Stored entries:
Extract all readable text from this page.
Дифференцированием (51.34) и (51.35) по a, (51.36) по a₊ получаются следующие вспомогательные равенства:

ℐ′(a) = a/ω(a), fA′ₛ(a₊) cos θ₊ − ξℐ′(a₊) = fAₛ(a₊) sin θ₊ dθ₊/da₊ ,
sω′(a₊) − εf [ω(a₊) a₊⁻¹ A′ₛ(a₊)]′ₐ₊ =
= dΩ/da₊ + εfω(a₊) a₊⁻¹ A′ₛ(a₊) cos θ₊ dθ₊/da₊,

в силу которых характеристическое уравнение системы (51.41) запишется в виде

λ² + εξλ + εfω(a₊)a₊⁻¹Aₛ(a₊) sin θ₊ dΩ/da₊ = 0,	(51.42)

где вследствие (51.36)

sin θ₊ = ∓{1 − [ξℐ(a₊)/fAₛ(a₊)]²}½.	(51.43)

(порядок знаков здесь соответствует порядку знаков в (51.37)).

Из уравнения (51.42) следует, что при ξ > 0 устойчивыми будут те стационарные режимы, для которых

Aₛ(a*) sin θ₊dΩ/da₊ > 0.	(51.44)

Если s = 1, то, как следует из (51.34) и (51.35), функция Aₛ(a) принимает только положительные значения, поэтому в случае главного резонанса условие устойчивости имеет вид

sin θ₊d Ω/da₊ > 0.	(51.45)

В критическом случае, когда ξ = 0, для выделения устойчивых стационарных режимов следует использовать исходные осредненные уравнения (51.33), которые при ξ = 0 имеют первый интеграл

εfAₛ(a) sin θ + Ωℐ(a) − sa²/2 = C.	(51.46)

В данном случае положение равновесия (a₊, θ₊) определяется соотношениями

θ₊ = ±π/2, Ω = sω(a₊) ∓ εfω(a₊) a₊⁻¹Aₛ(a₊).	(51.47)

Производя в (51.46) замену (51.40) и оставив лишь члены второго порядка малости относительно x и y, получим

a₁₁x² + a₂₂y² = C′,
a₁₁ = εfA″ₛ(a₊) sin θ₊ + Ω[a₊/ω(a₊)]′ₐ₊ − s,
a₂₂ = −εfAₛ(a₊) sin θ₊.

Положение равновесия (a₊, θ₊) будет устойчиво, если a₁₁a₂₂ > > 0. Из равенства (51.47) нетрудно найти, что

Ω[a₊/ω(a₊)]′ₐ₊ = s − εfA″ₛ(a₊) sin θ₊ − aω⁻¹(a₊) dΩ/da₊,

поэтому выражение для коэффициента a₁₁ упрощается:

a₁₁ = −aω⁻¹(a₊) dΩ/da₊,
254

▶ [WRITTEN PROBLEM] Look above for lines with the word "εfAₛ" and copy them all.

▶ [FULL SOLUTION]
εfAₛ(a) sin θ + Ωℐ(a) − sa²/2 = C.	(51.46)
a₂₂ = −εfAₛ(a₊) sin θ₊.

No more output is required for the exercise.